[Dataset rows about figures]
-------

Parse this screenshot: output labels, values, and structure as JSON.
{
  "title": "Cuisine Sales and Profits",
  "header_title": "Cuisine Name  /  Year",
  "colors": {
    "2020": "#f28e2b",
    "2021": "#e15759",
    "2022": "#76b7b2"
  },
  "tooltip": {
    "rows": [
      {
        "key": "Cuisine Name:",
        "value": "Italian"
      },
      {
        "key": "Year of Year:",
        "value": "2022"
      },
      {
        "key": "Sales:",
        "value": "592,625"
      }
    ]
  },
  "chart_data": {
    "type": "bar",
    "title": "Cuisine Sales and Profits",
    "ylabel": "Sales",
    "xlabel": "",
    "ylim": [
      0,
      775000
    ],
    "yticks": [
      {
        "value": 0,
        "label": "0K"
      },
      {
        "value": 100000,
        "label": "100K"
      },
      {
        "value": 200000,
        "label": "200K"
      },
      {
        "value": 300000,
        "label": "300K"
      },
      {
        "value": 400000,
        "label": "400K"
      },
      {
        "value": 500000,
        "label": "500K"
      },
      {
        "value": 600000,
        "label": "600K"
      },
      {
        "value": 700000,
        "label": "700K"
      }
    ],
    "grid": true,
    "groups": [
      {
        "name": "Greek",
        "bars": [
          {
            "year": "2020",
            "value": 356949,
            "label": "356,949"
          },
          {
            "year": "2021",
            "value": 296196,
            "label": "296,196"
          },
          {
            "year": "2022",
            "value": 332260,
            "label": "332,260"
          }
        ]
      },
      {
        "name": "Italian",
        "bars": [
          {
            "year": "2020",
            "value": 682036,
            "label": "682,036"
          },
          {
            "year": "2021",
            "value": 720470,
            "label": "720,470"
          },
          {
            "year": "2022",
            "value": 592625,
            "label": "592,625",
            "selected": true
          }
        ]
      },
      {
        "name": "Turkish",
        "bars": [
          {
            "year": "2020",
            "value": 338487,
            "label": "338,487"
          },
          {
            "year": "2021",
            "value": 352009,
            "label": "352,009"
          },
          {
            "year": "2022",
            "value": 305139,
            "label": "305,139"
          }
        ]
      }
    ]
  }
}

-------

__GIVEN INSTRUCTION__. Report the number of lines in the listing where the string "Cuisine" appears, and nothing besides.

__EXERCISE OUTPUT__. 4